#### Given task
In the data below, find each line containing the string "Nonne" and return it.

Dataset records
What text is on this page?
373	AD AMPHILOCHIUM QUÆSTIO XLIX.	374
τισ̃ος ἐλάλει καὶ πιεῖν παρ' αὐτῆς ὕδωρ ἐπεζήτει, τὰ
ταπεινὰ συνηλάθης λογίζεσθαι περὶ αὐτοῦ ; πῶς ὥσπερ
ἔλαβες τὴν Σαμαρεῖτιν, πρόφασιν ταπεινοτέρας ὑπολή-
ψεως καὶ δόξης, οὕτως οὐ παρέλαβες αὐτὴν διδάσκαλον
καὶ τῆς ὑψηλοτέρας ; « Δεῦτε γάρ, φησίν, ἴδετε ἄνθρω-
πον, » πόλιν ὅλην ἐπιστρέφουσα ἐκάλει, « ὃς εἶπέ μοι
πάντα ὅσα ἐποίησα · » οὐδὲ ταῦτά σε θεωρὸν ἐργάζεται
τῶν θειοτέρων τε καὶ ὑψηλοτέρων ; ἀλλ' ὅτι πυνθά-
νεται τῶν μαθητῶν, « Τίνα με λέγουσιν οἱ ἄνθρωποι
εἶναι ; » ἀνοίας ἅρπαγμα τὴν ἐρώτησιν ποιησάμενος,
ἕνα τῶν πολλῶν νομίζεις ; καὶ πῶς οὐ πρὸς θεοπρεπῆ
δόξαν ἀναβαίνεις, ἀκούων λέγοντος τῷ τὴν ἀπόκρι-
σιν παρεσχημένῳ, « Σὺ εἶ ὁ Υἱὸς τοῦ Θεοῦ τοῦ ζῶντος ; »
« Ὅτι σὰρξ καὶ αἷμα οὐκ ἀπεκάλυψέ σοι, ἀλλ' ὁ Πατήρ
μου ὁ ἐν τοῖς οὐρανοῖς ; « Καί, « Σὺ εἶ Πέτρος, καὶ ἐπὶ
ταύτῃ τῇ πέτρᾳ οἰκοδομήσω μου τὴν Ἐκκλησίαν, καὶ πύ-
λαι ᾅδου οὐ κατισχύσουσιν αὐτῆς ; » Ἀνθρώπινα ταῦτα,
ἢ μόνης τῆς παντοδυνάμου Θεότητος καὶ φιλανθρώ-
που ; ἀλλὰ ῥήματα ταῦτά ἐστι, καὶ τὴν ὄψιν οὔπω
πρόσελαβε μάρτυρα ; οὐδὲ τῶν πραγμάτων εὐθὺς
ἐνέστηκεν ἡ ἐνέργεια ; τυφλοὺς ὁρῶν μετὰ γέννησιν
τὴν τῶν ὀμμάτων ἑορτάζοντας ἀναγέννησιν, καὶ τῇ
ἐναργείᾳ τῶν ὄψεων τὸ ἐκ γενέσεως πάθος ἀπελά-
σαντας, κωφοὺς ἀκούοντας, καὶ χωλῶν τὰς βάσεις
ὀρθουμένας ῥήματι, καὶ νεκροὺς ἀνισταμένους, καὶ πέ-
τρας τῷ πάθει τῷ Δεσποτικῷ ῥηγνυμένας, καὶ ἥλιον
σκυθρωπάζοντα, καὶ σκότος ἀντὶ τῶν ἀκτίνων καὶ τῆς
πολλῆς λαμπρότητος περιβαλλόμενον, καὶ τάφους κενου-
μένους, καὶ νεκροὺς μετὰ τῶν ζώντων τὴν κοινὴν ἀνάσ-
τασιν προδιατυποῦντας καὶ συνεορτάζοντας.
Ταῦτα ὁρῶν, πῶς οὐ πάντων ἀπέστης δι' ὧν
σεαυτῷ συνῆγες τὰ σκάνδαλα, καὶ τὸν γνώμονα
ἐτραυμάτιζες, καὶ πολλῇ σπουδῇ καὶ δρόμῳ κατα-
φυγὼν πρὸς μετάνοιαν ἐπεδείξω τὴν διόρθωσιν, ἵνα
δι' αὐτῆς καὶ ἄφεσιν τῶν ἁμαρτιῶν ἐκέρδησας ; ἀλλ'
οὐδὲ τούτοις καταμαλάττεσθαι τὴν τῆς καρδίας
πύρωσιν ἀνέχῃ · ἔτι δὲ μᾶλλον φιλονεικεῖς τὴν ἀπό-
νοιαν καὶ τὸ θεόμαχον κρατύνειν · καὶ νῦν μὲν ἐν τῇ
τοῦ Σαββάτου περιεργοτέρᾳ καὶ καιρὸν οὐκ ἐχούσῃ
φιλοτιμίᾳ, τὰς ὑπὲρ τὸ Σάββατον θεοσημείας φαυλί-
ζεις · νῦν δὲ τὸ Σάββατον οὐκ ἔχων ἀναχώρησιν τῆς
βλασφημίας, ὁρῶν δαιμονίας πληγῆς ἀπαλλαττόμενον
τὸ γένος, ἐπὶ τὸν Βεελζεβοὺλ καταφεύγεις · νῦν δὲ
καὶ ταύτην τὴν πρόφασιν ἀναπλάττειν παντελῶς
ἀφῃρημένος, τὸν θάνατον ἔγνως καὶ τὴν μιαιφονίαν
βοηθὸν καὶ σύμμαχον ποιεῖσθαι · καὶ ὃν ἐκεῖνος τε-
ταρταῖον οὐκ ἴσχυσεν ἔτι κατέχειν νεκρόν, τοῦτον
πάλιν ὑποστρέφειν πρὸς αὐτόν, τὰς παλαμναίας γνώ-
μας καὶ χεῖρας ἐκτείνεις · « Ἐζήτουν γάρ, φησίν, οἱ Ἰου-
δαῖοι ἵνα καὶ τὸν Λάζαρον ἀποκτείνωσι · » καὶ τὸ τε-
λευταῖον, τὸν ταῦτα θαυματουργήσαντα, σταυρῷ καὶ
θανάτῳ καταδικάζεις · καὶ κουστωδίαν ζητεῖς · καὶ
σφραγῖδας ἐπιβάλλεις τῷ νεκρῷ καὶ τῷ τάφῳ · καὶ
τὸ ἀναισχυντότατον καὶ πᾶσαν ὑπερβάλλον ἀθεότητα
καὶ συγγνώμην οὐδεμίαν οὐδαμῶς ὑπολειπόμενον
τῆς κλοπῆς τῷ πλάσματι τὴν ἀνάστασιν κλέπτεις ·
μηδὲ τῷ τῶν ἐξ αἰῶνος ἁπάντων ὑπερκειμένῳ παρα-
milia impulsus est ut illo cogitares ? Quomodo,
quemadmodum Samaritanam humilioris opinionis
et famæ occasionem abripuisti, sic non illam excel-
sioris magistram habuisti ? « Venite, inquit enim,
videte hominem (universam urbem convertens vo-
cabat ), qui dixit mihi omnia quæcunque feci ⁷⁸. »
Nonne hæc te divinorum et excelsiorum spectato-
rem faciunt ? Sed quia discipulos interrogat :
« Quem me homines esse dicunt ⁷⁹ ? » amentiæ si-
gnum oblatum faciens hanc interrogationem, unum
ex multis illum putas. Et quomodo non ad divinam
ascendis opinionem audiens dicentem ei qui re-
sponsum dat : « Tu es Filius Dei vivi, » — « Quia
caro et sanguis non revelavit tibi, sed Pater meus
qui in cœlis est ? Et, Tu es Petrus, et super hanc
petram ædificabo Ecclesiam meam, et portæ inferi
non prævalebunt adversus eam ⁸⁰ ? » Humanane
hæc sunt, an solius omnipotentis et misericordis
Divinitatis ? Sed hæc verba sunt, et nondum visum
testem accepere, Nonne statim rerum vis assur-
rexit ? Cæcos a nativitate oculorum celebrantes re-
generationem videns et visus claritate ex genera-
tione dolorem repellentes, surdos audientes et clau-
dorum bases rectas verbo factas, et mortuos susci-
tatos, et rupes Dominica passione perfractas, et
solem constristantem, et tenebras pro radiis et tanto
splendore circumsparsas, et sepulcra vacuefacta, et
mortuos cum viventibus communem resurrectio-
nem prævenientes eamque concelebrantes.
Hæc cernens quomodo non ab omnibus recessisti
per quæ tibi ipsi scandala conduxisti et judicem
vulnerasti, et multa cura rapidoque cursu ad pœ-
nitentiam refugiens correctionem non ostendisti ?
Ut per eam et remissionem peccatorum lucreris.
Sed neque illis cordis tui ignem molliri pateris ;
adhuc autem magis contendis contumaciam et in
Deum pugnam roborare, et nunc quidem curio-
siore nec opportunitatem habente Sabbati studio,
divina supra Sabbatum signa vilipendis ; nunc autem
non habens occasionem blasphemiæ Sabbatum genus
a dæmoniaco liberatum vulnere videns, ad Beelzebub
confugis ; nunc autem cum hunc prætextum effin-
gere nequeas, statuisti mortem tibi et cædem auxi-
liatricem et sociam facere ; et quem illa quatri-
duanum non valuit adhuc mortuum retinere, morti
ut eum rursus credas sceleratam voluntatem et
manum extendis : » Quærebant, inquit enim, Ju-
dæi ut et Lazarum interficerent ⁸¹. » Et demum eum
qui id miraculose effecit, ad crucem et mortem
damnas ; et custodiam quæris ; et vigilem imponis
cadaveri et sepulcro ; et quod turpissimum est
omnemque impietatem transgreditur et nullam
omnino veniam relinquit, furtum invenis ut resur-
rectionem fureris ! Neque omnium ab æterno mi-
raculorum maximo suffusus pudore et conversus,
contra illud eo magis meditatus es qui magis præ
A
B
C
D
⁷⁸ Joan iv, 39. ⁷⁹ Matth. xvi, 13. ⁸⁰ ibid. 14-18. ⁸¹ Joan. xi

#### Task solution
Nonne hæc te divinorum et excelsiorum spectato-
testem accepere, Nonne statim rerum vis assur-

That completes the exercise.